• [WHAT YOU SHOULD DO] Review the material line by line. Identify and copy every line that contains the string "placed".

• [RECORDS FOR THIS TASK]
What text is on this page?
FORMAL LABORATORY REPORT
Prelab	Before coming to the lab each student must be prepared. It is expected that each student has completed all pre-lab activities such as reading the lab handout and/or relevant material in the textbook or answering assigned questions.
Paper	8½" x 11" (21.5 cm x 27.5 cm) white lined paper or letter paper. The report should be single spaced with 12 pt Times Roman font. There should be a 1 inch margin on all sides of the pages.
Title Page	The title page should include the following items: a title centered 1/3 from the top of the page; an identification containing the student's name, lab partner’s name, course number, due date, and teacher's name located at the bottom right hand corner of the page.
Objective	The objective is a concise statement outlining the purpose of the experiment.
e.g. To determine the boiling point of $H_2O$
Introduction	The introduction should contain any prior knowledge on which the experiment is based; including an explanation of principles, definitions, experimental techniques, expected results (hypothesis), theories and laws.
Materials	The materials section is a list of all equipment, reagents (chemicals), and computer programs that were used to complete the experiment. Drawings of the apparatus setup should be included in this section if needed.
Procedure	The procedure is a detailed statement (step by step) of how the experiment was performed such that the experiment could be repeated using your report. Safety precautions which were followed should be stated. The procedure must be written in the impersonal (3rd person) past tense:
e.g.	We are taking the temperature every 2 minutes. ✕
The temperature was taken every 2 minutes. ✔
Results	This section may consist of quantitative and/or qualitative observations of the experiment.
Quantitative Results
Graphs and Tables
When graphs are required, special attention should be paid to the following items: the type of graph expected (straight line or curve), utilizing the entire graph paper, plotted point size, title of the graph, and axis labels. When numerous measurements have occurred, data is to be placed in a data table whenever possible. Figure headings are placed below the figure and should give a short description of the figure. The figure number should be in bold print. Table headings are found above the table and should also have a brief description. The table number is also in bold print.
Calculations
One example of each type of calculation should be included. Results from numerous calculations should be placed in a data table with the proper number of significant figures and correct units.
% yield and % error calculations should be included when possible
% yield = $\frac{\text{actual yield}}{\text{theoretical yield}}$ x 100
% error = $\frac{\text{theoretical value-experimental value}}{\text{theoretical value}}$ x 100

• [RESPONSE TO THIS TASK]
When graphs are required, special attention should be paid to the following items: the type of graph expected (straight line or curve), utilizing the entire graph paper, plotted point size, title of the graph, and axis labels. When numerous measurements have occurred, data is to be placed in a data table whenever possible. Figure headings are placed below the figure and should give a short description of the figure. The figure number should be in bold print. Table headings are found above the table and should also have a brief description. The table number is also in bold print.
One example of each type of calculation should be included. Results from numerous calculations should be placed in a data table with the proper number of significant figures and correct units.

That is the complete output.